▶ **THE INPUT**:
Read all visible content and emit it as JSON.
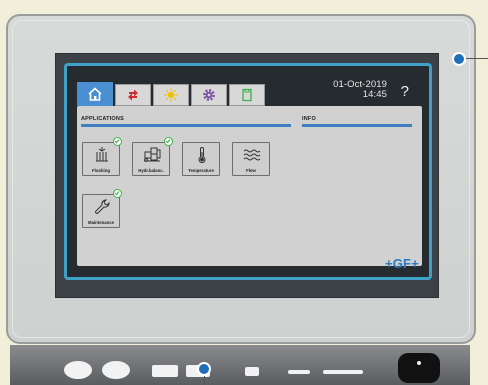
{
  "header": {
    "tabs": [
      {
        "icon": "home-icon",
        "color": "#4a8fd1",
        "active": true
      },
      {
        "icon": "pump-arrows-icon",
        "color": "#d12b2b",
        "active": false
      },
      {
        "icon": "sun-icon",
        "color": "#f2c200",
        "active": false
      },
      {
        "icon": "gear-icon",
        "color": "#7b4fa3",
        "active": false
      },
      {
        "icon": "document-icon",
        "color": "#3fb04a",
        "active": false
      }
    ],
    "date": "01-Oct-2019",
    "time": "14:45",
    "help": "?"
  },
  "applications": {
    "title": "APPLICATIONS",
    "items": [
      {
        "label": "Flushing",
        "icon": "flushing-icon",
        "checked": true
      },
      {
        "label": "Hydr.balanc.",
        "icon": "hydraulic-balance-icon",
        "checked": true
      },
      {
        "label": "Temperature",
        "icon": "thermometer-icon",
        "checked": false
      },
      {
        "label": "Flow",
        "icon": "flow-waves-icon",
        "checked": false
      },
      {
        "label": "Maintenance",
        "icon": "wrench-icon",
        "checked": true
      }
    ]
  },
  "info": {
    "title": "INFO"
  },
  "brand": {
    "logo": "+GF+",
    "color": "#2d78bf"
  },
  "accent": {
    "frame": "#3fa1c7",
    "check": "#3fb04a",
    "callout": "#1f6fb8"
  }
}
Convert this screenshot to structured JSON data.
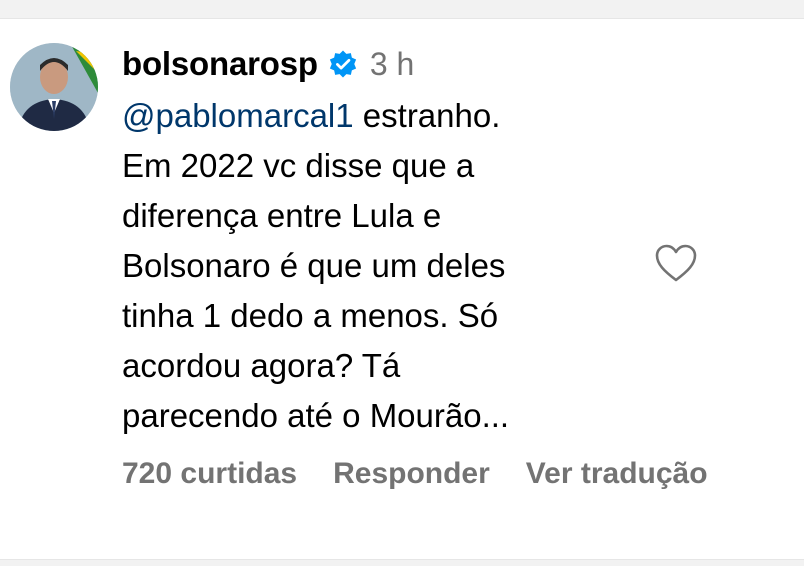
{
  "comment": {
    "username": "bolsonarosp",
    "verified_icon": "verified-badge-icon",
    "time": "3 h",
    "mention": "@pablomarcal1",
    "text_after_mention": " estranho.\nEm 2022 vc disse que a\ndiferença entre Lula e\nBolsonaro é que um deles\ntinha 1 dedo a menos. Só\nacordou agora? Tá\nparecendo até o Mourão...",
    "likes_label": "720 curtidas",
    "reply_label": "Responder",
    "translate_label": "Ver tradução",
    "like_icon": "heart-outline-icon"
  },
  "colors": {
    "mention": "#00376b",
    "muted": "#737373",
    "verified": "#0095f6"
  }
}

▶ **PROBLEM DESCRIPTION**:
Copy exactly, please, the lines that run from the line holding "Convert this screenshot" through the closing line of the material above, omitting every picture.

▶ **FINAL ANSWER**:
Convert this screenshot to structured JSON data.
{
  "comment": {
    "username": "bolsonarosp",
    "verified_icon": "verified-badge-icon",
    "time": "3 h",
    "mention": "@pablomarcal1",
    "text_after_mention": " estranho.\nEm 2022 vc disse que a\ndiferença entre Lula e\nBolsonaro é que um deles\ntinha 1 dedo a menos. Só\nacordou agora? Tá\nparecendo até o Mourão...",
    "likes_label": "720 curtidas",
    "reply_label": "Responder",
    "translate_label": "Ver tradução",
    "like_icon": "heart-outline-icon"
  },
  "colors": {
    "mention": "#00376b",
    "muted": "#737373",
    "verified": "#0095f6"
  }
}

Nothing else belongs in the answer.